-------- LISTED RECORDS

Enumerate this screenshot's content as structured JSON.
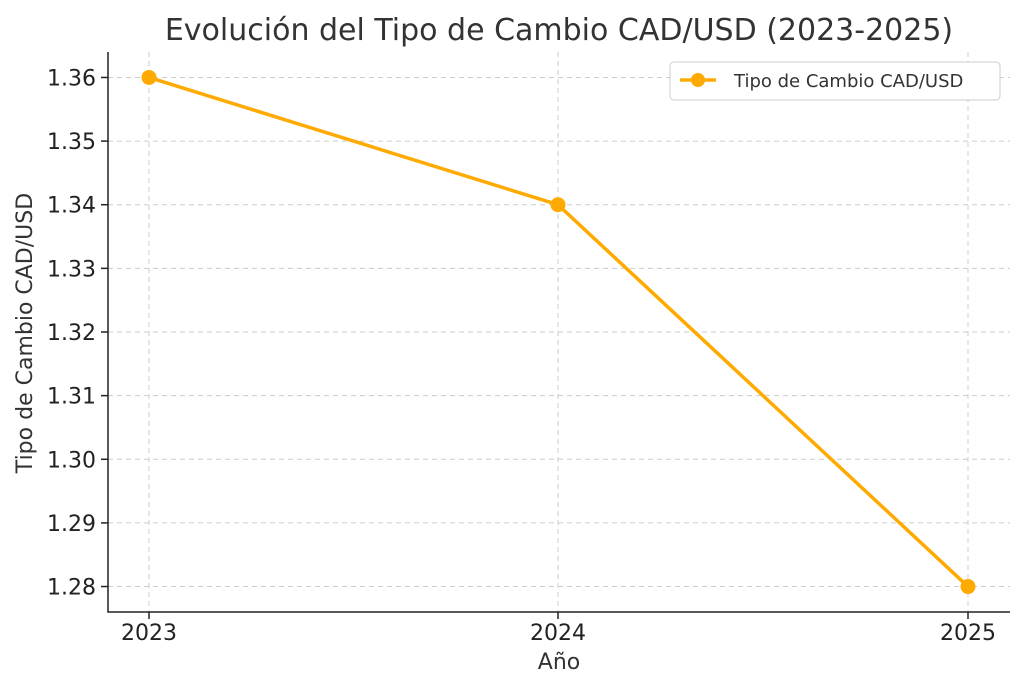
{
  "chart_data": {
    "type": "line",
    "title": "Evolución del Tipo de Cambio CAD/USD (2023-2025)",
    "xlabel": "Año",
    "ylabel": "Tipo de Cambio CAD/USD",
    "x": [
      "2023",
      "2024",
      "2025"
    ],
    "series": [
      {
        "name": "Tipo de Cambio CAD/USD",
        "values": [
          1.36,
          1.34,
          1.28
        ],
        "color": "#FFAA00",
        "marker": "circle"
      }
    ],
    "yticks": [
      "1.28",
      "1.29",
      "1.30",
      "1.31",
      "1.32",
      "1.33",
      "1.34",
      "1.35",
      "1.36"
    ],
    "ylim": [
      1.276,
      1.364
    ],
    "grid": true,
    "legend_position": "top-right"
  }
}
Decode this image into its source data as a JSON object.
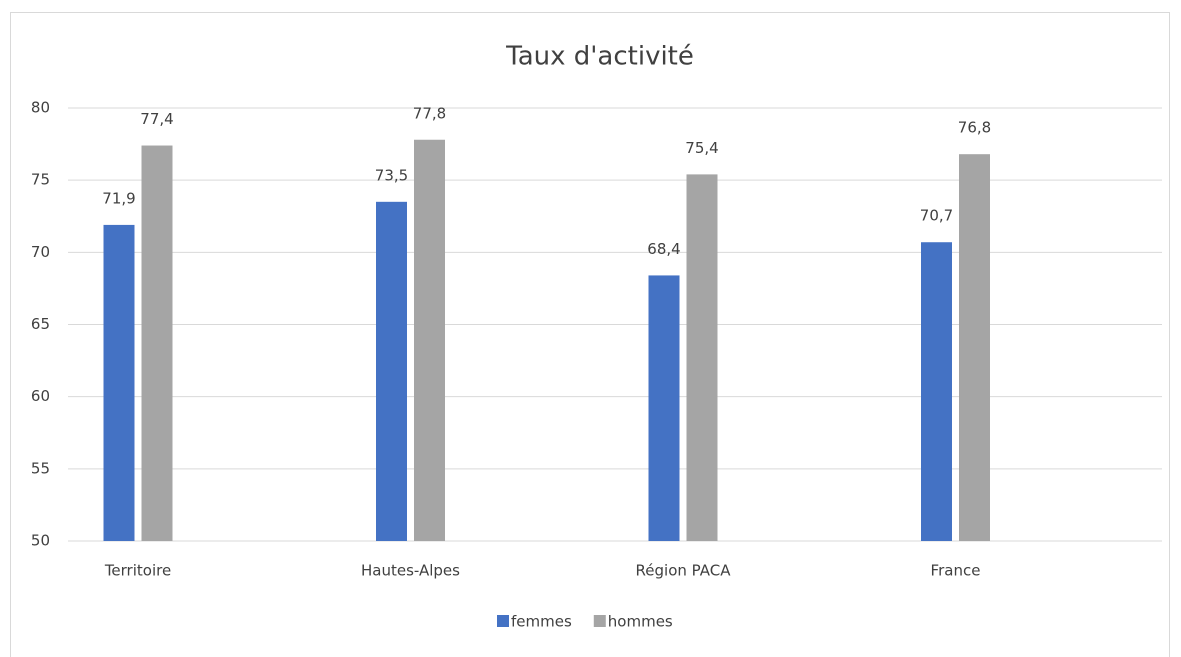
{
  "chart_data": {
    "type": "bar",
    "title": "Taux d'activité",
    "categories": [
      "Territoire",
      "Hautes-Alpes",
      "Région PACA",
      "France"
    ],
    "series": [
      {
        "name": "femmes",
        "color": "#4472c4",
        "values": [
          71.9,
          73.5,
          68.4,
          70.7
        ],
        "value_labels": [
          "71,9",
          "73,5",
          "68,4",
          "70,7"
        ]
      },
      {
        "name": "hommes",
        "color": "#a5a5a5",
        "values": [
          77.4,
          77.8,
          75.4,
          76.8
        ],
        "value_labels": [
          "77,4",
          "77,8",
          "75,4",
          "76,8"
        ]
      }
    ],
    "ylim": [
      50,
      80
    ],
    "yticks": [
      50,
      55,
      60,
      65,
      70,
      75,
      80
    ],
    "grid": true,
    "legend": "bottom"
  }
}
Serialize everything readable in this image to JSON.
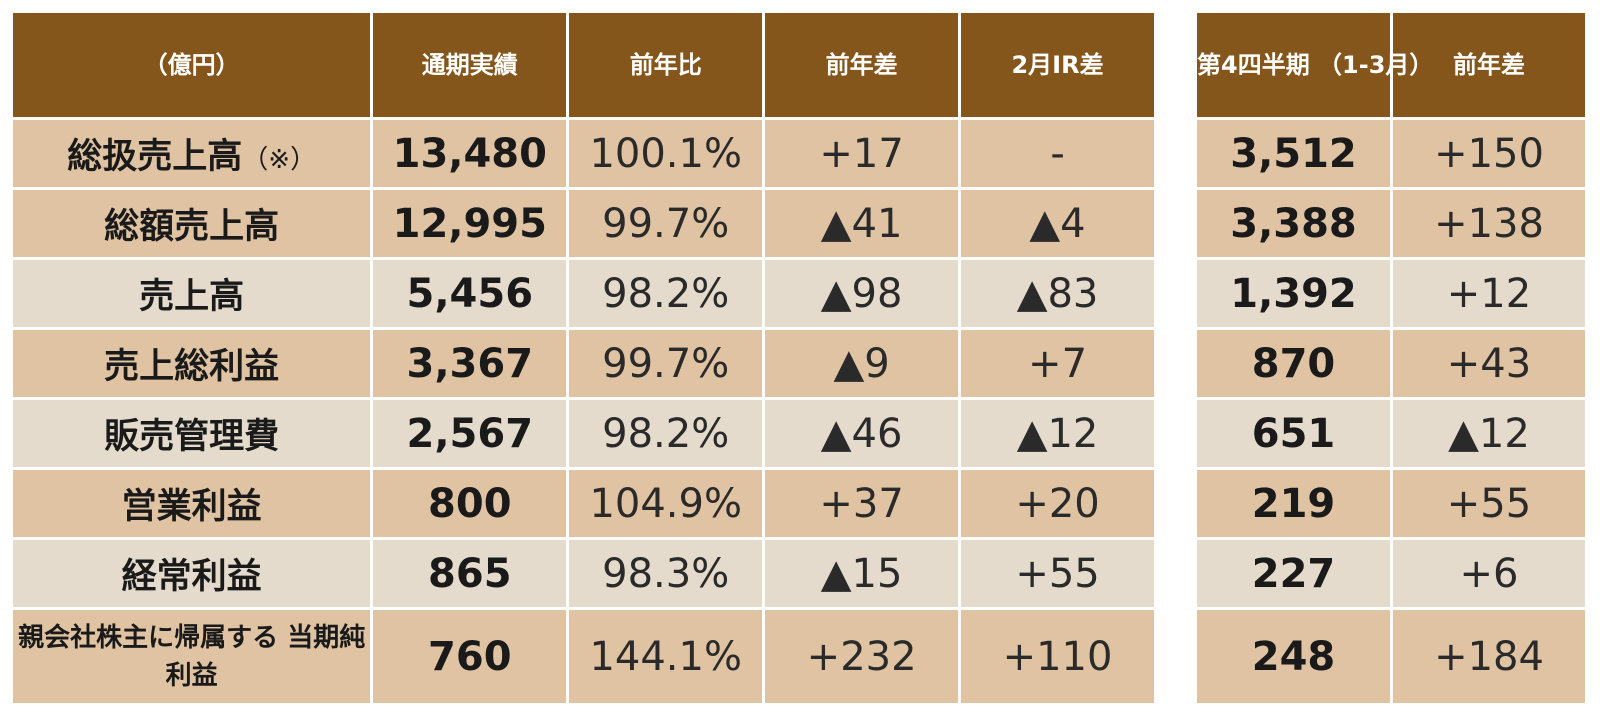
{
  "main_table": {
    "headers": [
      "（億円）",
      "通期実績",
      "前年比",
      "前年差",
      "2月IR差"
    ],
    "rows": [
      {
        "label": "総扱売上高",
        "label_note": "（※）",
        "actual": "13,480",
        "yoy_pct": "100.1%",
        "yoy_diff": "+17",
        "ir_diff": "-"
      },
      {
        "label": "総額売上高",
        "actual": "12,995",
        "yoy_pct": "99.7%",
        "yoy_diff": "▲41",
        "ir_diff": "▲4"
      },
      {
        "label": "売上高",
        "actual": "5,456",
        "yoy_pct": "98.2%",
        "yoy_diff": "▲98",
        "ir_diff": "▲83"
      },
      {
        "label": "売上総利益",
        "actual": "3,367",
        "yoy_pct": "99.7%",
        "yoy_diff": "▲9",
        "ir_diff": "+7"
      },
      {
        "label": "販売管理費",
        "actual": "2,567",
        "yoy_pct": "98.2%",
        "yoy_diff": "▲46",
        "ir_diff": "▲12"
      },
      {
        "label": "営業利益",
        "actual": "800",
        "yoy_pct": "104.9%",
        "yoy_diff": "+37",
        "ir_diff": "+20"
      },
      {
        "label": "経常利益",
        "actual": "865",
        "yoy_pct": "98.3%",
        "yoy_diff": "▲15",
        "ir_diff": "+55"
      },
      {
        "label": "親会社株主に帰属する\n当期純利益",
        "actual": "760",
        "yoy_pct": "144.1%",
        "yoy_diff": "+232",
        "ir_diff": "+110"
      }
    ]
  },
  "q4_table": {
    "headers": [
      "第4四半期\n（1-3月）",
      "前年差"
    ],
    "rows": [
      {
        "value": "3,512",
        "diff": "+150"
      },
      {
        "value": "3,388",
        "diff": "+138"
      },
      {
        "value": "1,392",
        "diff": "+12"
      },
      {
        "value": "870",
        "diff": "+43"
      },
      {
        "value": "651",
        "diff": "▲12"
      },
      {
        "value": "219",
        "diff": "+55"
      },
      {
        "value": "227",
        "diff": "+6"
      },
      {
        "value": "248",
        "diff": "+184"
      }
    ]
  },
  "colors": {
    "header_bg": "#85561b",
    "row_dark": "#dfc3a2",
    "row_light": "#e5dbcc",
    "text": "#1a1a1a"
  }
}
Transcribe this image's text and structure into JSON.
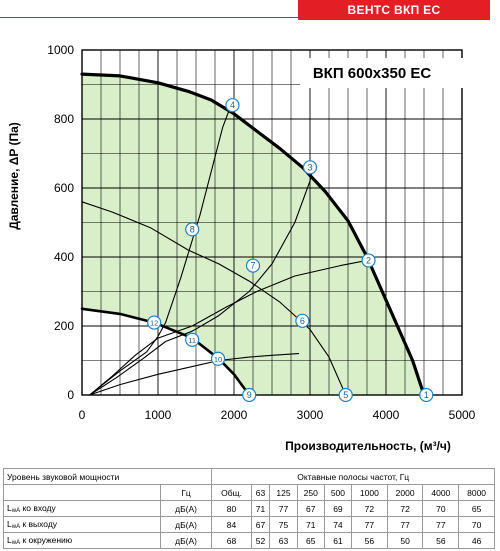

----------------

§ **STATED PROBLEM**: Set each line of the records down exactly, leaving every picture out.

§ **SOLUTION FOR THIS PROBLEM**:
Enumerate this screenshot's content as structured JSON.
{
  "chart_data": {
    "type": "line",
    "title": "Evolución del Tipo de Cambio CAD/USD (2023-2025)",
    "xlabel": "Año",
    "ylabel": "Tipo de Cambio CAD/USD",
    "x": [
      "2023",
      "2024",
      "2025"
    ],
    "series": [
      {
        "name": "Tipo de Cambio CAD/USD",
        "values": [
          1.36,
          1.34,
          1.28
        ],
        "color": "#FFAA00",
        "marker": "circle"
      }
    ],
    "yticks": [
      "1.28",
      "1.29",
      "1.30",
      "1.31",
      "1.32",
      "1.33",
      "1.34",
      "1.35",
      "1.36"
    ],
    "ylim": [
      1.276,
      1.364
    ],
    "grid": true,
    "legend_position": "top-right"
  }
}
Decode this image into its source data as a JSON object.
{
  "chart_data": {
    "type": "bar",
    "title": "Taux d'activité",
    "categories": [
      "Territoire",
      "Hautes-Alpes",
      "Région PACA",
      "France"
    ],
    "series": [
      {
        "name": "femmes",
        "color": "#4472c4",
        "values": [
          71.9,
          73.5,
          68.4,
          70.7
        ],
        "value_labels": [
          "71,9",
          "73,5",
          "68,4",
          "70,7"
        ]
      },
      {
        "name": "hommes",
        "color": "#a5a5a5",
        "values": [
          77.4,
          77.8,
          75.4,
          76.8
        ],
        "value_labels": [
          "77,4",
          "77,8",
          "75,4",
          "76,8"
        ]
      }
    ],
    "ylim": [
      50,
      80
    ],
    "yticks": [
      50,
      55,
      60,
      65,
      70,
      75,
      80
    ],
    "grid": true,
    "legend": "bottom"
  }
}
Serialize everything readable in this image to JSON.
{
  "main_table": {
    "headers": [
      "（億円）",
      "通期実績",
      "前年比",
      "前年差",
      "2月IR差"
    ],
    "rows": [
      {
        "label": "総扱売上高",
        "label_note": "（※）",
        "actual": "13,480",
        "yoy_pct": "100.1%",
        "yoy_diff": "+17",
        "ir_diff": "-"
      },
      {
        "label": "総額売上高",
        "actual": "12,995",
        "yoy_pct": "99.7%",
        "yoy_diff": "▲41",
        "ir_diff": "▲4"
      },
      {
        "label": "売上高",
        "actual": "5,456",
        "yoy_pct": "98.2%",
        "yoy_diff": "▲98",
        "ir_diff": "▲83"
      },
      {
        "label": "売上総利益",
        "actual": "3,367",
        "yoy_pct": "99.7%",
        "yoy_diff": "▲9",
        "ir_diff": "+7"
      },
      {
        "label": "販売管理費",
        "actual": "2,567",
        "yoy_pct": "98.2%",
        "yoy_diff": "▲46",
        "ir_diff": "▲12"
      },
      {
        "label": "営業利益",
        "actual": "800",
        "yoy_pct": "104.9%",
        "yoy_diff": "+37",
        "ir_diff": "+20"
      },
      {
        "label": "経常利益",
        "actual": "865",
        "yoy_pct": "98.3%",
        "yoy_diff": "▲15",
        "ir_diff": "+55"
      },
      {
        "label": "親会社株主に帰属する\n当期純利益",
        "actual": "760",
        "yoy_pct": "144.1%",
        "yoy_diff": "+232",
        "ir_diff": "+110"
      }
    ]
  },
  "q4_table": {
    "headers": [
      "第4四半期\n（1-3月）",
      "前年差"
    ],
    "rows": [
      {
        "value": "3,512",
        "diff": "+150"
      },
      {
        "value": "3,388",
        "diff": "+138"
      },
      {
        "value": "1,392",
        "diff": "+12"
      },
      {
        "value": "870",
        "diff": "+43"
      },
      {
        "value": "651",
        "diff": "▲12"
      },
      {
        "value": "219",
        "diff": "+55"
      },
      {
        "value": "227",
        "diff": "+6"
      },
      {
        "value": "248",
        "diff": "+184"
      }
    ]
  },
  "colors": {
    "header_bg": "#85561b",
    "row_dark": "#dfc3a2",
    "row_light": "#e5dbcc",
    "text": "#1a1a1a"
  }
}
Transcribe this image's text and structure into JSON.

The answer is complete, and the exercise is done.